━━ Supplied data

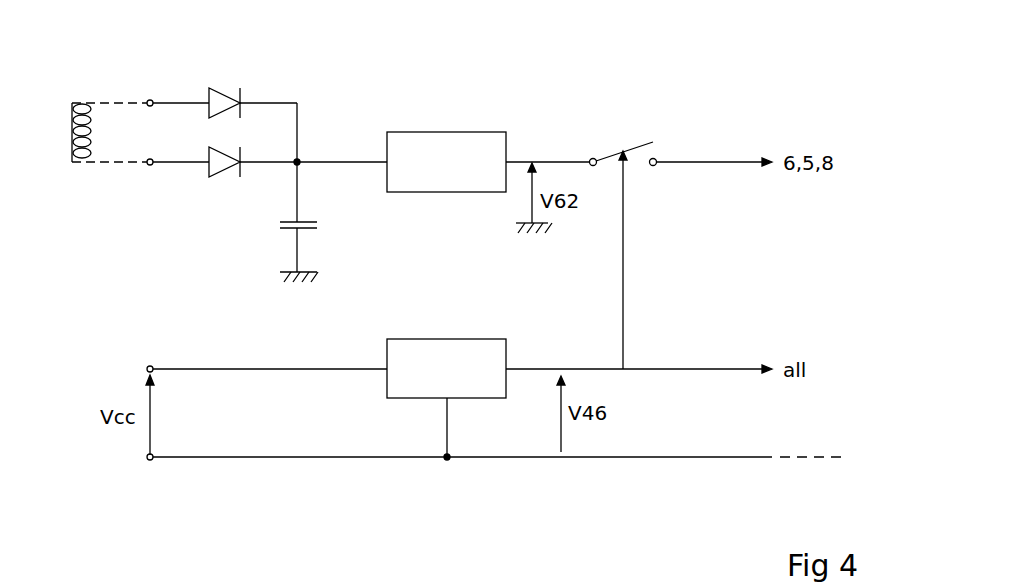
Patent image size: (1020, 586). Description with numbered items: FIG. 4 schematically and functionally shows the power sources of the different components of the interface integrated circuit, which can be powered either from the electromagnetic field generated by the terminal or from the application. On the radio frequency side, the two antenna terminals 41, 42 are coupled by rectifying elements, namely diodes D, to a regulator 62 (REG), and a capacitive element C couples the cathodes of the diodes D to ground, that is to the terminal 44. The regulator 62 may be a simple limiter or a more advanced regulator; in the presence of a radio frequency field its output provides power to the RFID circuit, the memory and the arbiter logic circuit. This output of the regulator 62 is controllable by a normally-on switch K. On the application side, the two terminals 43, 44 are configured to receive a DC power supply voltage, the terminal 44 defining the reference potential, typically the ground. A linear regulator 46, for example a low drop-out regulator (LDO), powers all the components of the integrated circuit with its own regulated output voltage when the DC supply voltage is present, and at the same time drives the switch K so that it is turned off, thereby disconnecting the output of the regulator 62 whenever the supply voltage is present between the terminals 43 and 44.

The terminal 41 is at (150, 100).
The terminal 42 is at (150, 166).
The terminal 43 is at (150, 366).
The terminal 44 is at (298, 248).
The linear regulator 46 is at (455, 339).
The regulator 62 is at (462, 132).
The diodes D is at (220, 97).
The capacitive element C is at (303, 220).
The switch K is at (632, 148).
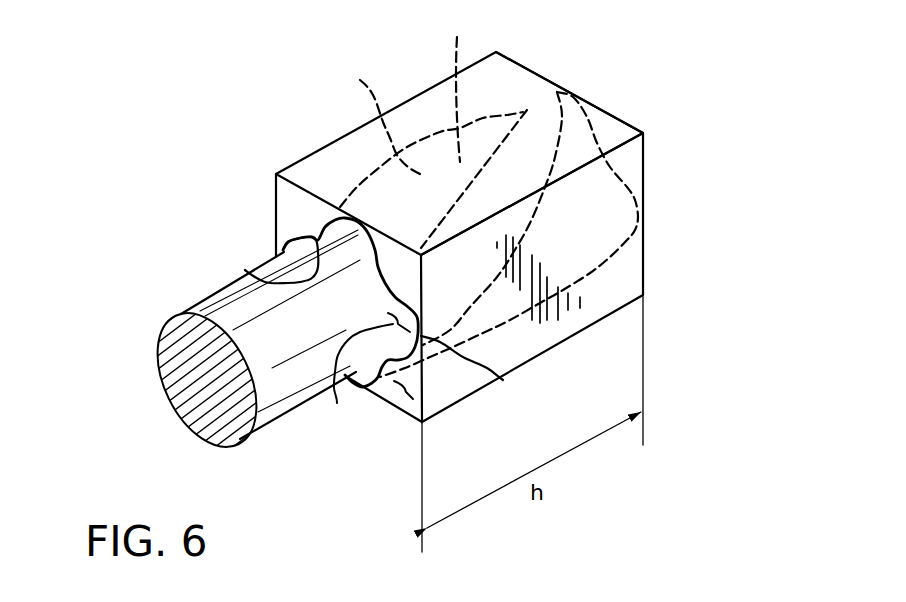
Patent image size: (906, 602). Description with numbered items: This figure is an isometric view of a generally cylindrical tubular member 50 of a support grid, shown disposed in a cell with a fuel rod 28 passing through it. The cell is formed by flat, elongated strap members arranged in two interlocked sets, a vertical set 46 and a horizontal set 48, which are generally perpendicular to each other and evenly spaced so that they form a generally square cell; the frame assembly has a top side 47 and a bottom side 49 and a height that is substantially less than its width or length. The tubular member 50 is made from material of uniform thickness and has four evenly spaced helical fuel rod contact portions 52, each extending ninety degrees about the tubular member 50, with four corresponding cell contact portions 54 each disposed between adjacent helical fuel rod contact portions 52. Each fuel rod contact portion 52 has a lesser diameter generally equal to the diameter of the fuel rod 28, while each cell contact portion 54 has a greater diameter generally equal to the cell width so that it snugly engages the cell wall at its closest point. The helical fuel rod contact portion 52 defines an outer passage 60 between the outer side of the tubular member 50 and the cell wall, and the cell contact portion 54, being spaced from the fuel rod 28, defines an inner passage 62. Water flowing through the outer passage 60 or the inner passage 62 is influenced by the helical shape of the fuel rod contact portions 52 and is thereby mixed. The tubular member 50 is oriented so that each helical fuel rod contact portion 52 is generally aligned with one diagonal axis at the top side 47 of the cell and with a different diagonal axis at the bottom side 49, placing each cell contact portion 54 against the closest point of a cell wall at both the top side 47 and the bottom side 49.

━━━━

### What this task involves
Copy both rows above word for word, without the pictures.

### Finished task
Patent image size: (1020, 586). Description with numbered items: FIG. 4 schematically and functionally shows the power sources of the different components of the interface integrated circuit, which can be powered either from the electromagnetic field generated by the terminal or from the application. On the radio frequency side, the two antenna terminals 41, 42 are coupled by rectifying elements, namely diodes D, to a regulator 62 (REG), and a capacitive element C couples the cathodes of the diodes D to ground, that is to the terminal 44. The regulator 62 may be a simple limiter or a more advanced regulator; in the presence of a radio frequency field its output provides power to the RFID circuit, the memory and the arbiter logic circuit. This output of the regulator 62 is controllable by a normally-on switch K. On the application side, the two terminals 43, 44 are configured to receive a DC power supply voltage, the terminal 44 defining the reference potential, typically the ground. A linear regulator 46, for example a low drop-out regulator (LDO), powers all the components of the integrated circuit with its own regulated output voltage when the DC supply voltage is present, and at the same time drives the switch K so that it is turned off, thereby disconnecting the output of the regulator 62 whenever the supply voltage is present between the terminals 43 and 44.

The terminal 41 is at (150, 100).
The terminal 42 is at (150, 166).
The terminal 43 is at (150, 366).
The terminal 44 is at (298, 248).
The linear regulator 46 is at (455, 339).
The regulator 62 is at (462, 132).
The diodes D is at (220, 97).
The capacitive element C is at (303, 220).
The switch K is at (632, 148).
Patent image size: (906, 602). Description with numbered items: This figure is an isometric view of a generally cylindrical tubular member 50 of a support grid, shown disposed in a cell with a fuel rod 28 passing through it. The cell is formed by flat, elongated strap members arranged in two interlocked sets, a vertical set 46 and a horizontal set 48, which are generally perpendicular to each other and evenly spaced so that they form a generally square cell; the frame assembly has a top side 47 and a bottom side 49 and a height that is substantially less than its width or length. The tubular member 50 is made from material of uniform thickness and has four evenly spaced helical fuel rod contact portions 52, each extending ninety degrees about the tubular member 50, with four corresponding cell contact portions 54 each disposed between adjacent helical fuel rod contact portions 52. Each fuel rod contact portion 52 has a lesser diameter generally equal to the diameter of the fuel rod 28, while each cell contact portion 54 has a greater diameter generally equal to the cell width so that it snugly engages the cell wall at its closest point. The helical fuel rod contact portion 52 defines an outer passage 60 between the outer side of the tubular member 50 and the cell wall, and the cell contact portion 54, being spaced from the fuel rod 28, defines an inner passage 62. Water flowing through the outer passage 60 or the inner passage 62 is influenced by the helical shape of the fuel rod contact portions 52 and is thereby mixed. The tubular member 50 is oriented so that each helical fuel rod contact portion 52 is generally aligned with one diagonal axis at the top side 47 of the cell and with a different diagonal axis at the bottom side 49, placing each cell contact portion 54 against the closest point of a cell wall at both the top side 47 and the bottom side 49.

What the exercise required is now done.